START Data shown

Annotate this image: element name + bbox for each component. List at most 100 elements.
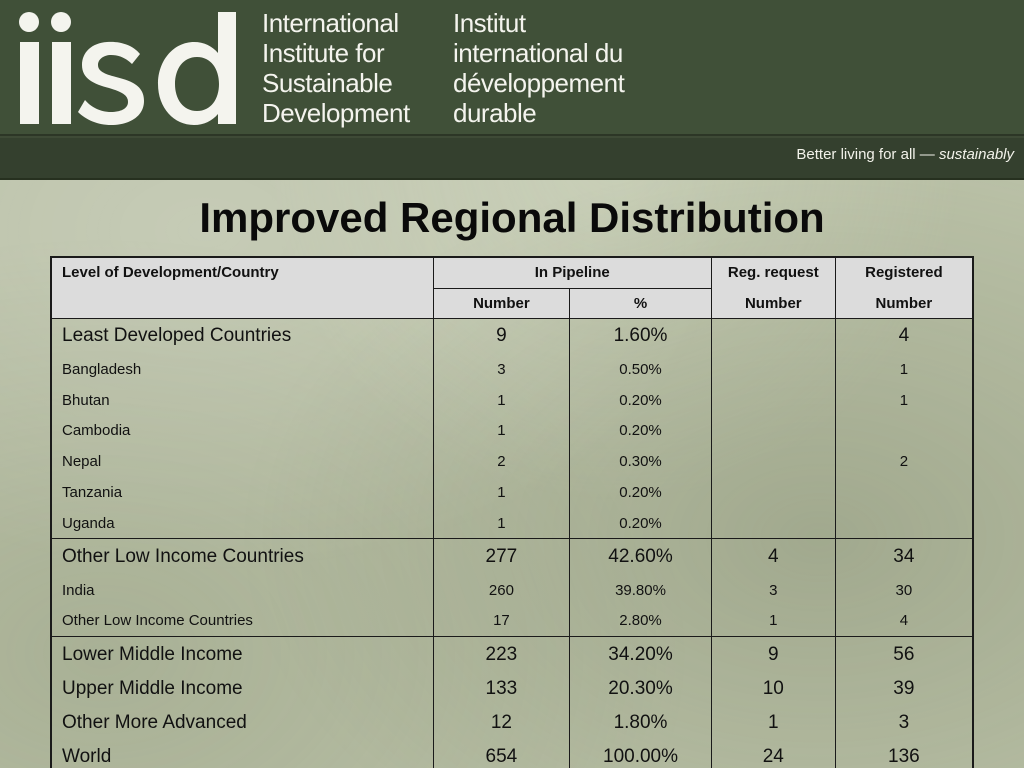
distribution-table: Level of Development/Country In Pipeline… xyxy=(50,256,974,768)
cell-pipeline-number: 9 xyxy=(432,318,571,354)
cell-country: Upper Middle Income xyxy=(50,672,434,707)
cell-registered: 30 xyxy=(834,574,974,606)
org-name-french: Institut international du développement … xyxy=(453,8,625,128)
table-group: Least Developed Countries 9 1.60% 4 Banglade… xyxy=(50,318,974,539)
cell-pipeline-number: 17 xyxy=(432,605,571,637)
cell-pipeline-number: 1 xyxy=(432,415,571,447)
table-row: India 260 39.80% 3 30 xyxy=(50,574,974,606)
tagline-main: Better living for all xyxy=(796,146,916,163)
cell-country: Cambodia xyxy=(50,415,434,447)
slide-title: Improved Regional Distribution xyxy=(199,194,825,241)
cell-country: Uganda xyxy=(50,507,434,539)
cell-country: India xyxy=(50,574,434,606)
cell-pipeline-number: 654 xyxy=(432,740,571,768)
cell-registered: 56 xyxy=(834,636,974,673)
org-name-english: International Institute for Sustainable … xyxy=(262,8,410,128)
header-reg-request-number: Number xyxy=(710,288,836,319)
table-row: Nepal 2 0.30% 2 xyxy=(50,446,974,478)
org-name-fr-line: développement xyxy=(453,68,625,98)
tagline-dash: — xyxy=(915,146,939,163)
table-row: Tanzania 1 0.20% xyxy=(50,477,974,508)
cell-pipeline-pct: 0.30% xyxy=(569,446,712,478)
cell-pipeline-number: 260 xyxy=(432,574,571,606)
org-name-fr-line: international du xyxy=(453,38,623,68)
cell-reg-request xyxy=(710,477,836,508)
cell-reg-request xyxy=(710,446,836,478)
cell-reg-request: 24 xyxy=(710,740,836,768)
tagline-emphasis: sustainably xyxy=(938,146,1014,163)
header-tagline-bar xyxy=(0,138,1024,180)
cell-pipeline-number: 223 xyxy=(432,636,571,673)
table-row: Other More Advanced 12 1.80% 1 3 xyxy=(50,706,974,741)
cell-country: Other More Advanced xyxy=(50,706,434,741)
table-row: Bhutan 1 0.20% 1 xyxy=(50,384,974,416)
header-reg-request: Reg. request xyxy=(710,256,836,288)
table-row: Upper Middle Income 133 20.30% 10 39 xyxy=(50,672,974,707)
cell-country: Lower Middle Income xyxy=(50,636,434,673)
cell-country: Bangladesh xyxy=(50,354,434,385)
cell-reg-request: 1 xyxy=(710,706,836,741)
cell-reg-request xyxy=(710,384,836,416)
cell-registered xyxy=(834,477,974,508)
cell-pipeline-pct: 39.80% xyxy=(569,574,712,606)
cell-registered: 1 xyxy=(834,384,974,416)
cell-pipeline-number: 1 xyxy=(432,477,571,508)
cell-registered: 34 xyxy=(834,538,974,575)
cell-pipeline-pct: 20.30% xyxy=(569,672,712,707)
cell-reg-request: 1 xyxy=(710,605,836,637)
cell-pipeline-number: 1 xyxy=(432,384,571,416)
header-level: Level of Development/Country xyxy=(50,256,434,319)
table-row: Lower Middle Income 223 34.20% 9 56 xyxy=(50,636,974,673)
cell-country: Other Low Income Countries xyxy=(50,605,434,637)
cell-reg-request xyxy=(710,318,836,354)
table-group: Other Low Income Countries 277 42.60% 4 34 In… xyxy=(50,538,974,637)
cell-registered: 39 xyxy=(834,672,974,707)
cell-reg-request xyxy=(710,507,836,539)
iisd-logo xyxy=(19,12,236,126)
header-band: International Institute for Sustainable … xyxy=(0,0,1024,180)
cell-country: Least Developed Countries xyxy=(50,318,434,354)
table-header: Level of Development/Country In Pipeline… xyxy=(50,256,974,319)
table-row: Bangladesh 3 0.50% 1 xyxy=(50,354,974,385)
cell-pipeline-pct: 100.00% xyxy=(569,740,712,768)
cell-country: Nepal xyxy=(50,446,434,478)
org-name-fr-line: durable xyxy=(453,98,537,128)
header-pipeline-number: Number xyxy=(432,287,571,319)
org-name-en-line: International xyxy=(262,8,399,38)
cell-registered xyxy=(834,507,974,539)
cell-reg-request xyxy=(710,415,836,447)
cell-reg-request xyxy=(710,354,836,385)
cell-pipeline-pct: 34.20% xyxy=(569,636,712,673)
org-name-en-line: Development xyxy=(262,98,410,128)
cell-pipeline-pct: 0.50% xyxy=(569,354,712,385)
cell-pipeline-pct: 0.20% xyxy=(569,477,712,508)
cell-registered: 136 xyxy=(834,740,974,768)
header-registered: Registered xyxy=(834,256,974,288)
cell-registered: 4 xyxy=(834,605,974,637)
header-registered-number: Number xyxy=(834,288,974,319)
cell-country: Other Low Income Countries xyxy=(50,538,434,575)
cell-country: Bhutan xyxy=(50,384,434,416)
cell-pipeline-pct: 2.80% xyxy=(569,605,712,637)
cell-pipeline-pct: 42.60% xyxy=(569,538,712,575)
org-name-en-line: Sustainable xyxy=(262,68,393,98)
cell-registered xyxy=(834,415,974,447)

END Data shown

Arrange every line of the material above as a numbered list, skipping any blank lines and leaving the pictures out.

— Response to the exercise —
1. Annotate this image: element name + bbox for each component. List at most 100 elements.
2. distribution-table: Level of Development/Country In Pipeline… xyxy=(50,256,974,768)
3. cell-pipeline-number: 9 xyxy=(432,318,571,354)
4. cell-country: Upper Middle Income xyxy=(50,672,434,707)
5. cell-registered: 30 xyxy=(834,574,974,606)
6. org-name-french: Institut international du développement … xyxy=(453,8,625,128)
7. table-group: Least Developed Countries 9 1.60% 4 Banglade… xyxy=(50,318,974,539)
8. cell-pipeline-number: 17 xyxy=(432,605,571,637)
9. cell-pipeline-number: 1 xyxy=(432,415,571,447)
10. table-row: India 260 39.80% 3 30 xyxy=(50,574,974,606)
11. tagline-main: Better living for all xyxy=(796,146,916,163)
12. cell-country: Cambodia xyxy=(50,415,434,447)
13. slide-title: Improved Regional Distribution xyxy=(199,194,825,241)
14. cell-country: Uganda xyxy=(50,507,434,539)
15. cell-country: India xyxy=(50,574,434,606)
16. cell-pipeline-number: 654 xyxy=(432,740,571,768)
17. cell-registered: 56 xyxy=(834,636,974,673)
18. org-name-english: International Institute for Sustainable … xyxy=(262,8,410,128)
19. header-reg-request-number: Number xyxy=(710,288,836,319)
20. table-row: Nepal 2 0.30% 2 xyxy=(50,446,974,478)
21. org-name-fr-line: développement xyxy=(453,68,625,98)
22. tagline-dash: — xyxy=(915,146,939,163)
23. table-row: Tanzania 1 0.20% xyxy=(50,477,974,508)
24. cell-pipeline-pct: 0.30% xyxy=(569,446,712,478)
25. cell-pipeline-number: 260 xyxy=(432,574,571,606)
26. org-name-fr-line: international du xyxy=(453,38,623,68)
27. cell-reg-request xyxy=(710,477,836,508)
28. cell-reg-request xyxy=(710,446,836,478)
29. cell-reg-request: 24 xyxy=(710,740,836,768)
30. tagline-emphasis: sustainably xyxy=(938,146,1014,163)
31. header-tagline-bar xyxy=(0,138,1024,180)
32. cell-pipeline-number: 223 xyxy=(432,636,571,673)
33. table-row: Other More Advanced 12 1.80% 1 3 xyxy=(50,706,974,741)
34. cell-country: Other More Advanced xyxy=(50,706,434,741)
35. table-row: Bhutan 1 0.20% 1 xyxy=(50,384,974,416)
36. header-reg-request: Reg. request xyxy=(710,256,836,288)
37. table-row: Upper Middle Income 133 20.30% 10 39 xyxy=(50,672,974,707)
38. cell-country: Lower Middle Income xyxy=(50,636,434,673)
39. cell-country: Bangladesh xyxy=(50,354,434,385)
40. cell-reg-request: 1 xyxy=(710,706,836,741)
41. cell-reg-request xyxy=(710,384,836,416)
42. cell-registered xyxy=(834,477,974,508)
43. cell-pipeline-pct: 39.80% xyxy=(569,574,712,606)
44. cell-registered: 1 xyxy=(834,384,974,416)
45. cell-pipeline-number: 1 xyxy=(432,477,571,508)
46. cell-registered: 34 xyxy=(834,538,974,575)
47. cell-pipeline-pct: 20.30% xyxy=(569,672,712,707)
48. cell-reg-request: 1 xyxy=(710,605,836,637)
49. cell-pipeline-number: 1 xyxy=(432,384,571,416)
50. header-level: Level of Development/Country xyxy=(50,256,434,319)
51. table-row: Lower Middle Income 223 34.20% 9 56 xyxy=(50,636,974,673)
52. cell-country: Other Low Income Countries xyxy=(50,605,434,637)
53. cell-reg-request xyxy=(710,318,836,354)
54. table-group: Other Low Income Countries 277 42.60% 4 34 In… xyxy=(50,538,974,637)
55. cell-registered: 39 xyxy=(834,672,974,707)
56. cell-reg-request xyxy=(710,507,836,539)
57. iisd-logo xyxy=(19,12,236,126)
58. header-band: International Institute for Sustainable … xyxy=(0,0,1024,180)
59. cell-country: Least Developed Countries xyxy=(50,318,434,354)
60. table-header: Level of Development/Country In Pipeline… xyxy=(50,256,974,319)
61. table-row: Bangladesh 3 0.50% 1 xyxy=(50,354,974,385)
62. cell-pipeline-pct: 100.00% xyxy=(569,740,712,768)
63. cell-country: Nepal xyxy=(50,446,434,478)
64. org-name-fr-line: durable xyxy=(453,98,537,128)
65. header-pipeline-number: Number xyxy=(432,287,571,319)
66. org-name-en-line: International xyxy=(262,8,399,38)
67. cell-registered xyxy=(834,507,974,539)
68. cell-reg-request xyxy=(710,415,836,447)
69. cell-reg-request xyxy=(710,354,836,385)
70. cell-pipeline-pct: 34.20% xyxy=(569,636,712,673)
71. org-name-en-line: Development xyxy=(262,98,410,128)
72. cell-pipeline-pct: 0.50% xyxy=(569,354,712,385)
73. cell-pipeline-pct: 0.20% xyxy=(569,477,712,508)
74. cell-registered: 136 xyxy=(834,740,974,768)
75. header-registered: Registered xyxy=(834,256,974,288)
76. cell-registered: 4 xyxy=(834,605,974,637)
77. header-registered-number: Number xyxy=(834,288,974,319)
78. cell-country: Other Low Income Countries xyxy=(50,538,434,575)
79. cell-country: Bhutan xyxy=(50,384,434,416)
80. cell-pipeline-pct: 2.80% xyxy=(569,605,712,637)
81. cell-pipeline-pct: 42.60% xyxy=(569,538,712,575)
82. org-name-en-line: Sustainable xyxy=(262,68,393,98)
83. cell-registered xyxy=(834,415,974,447)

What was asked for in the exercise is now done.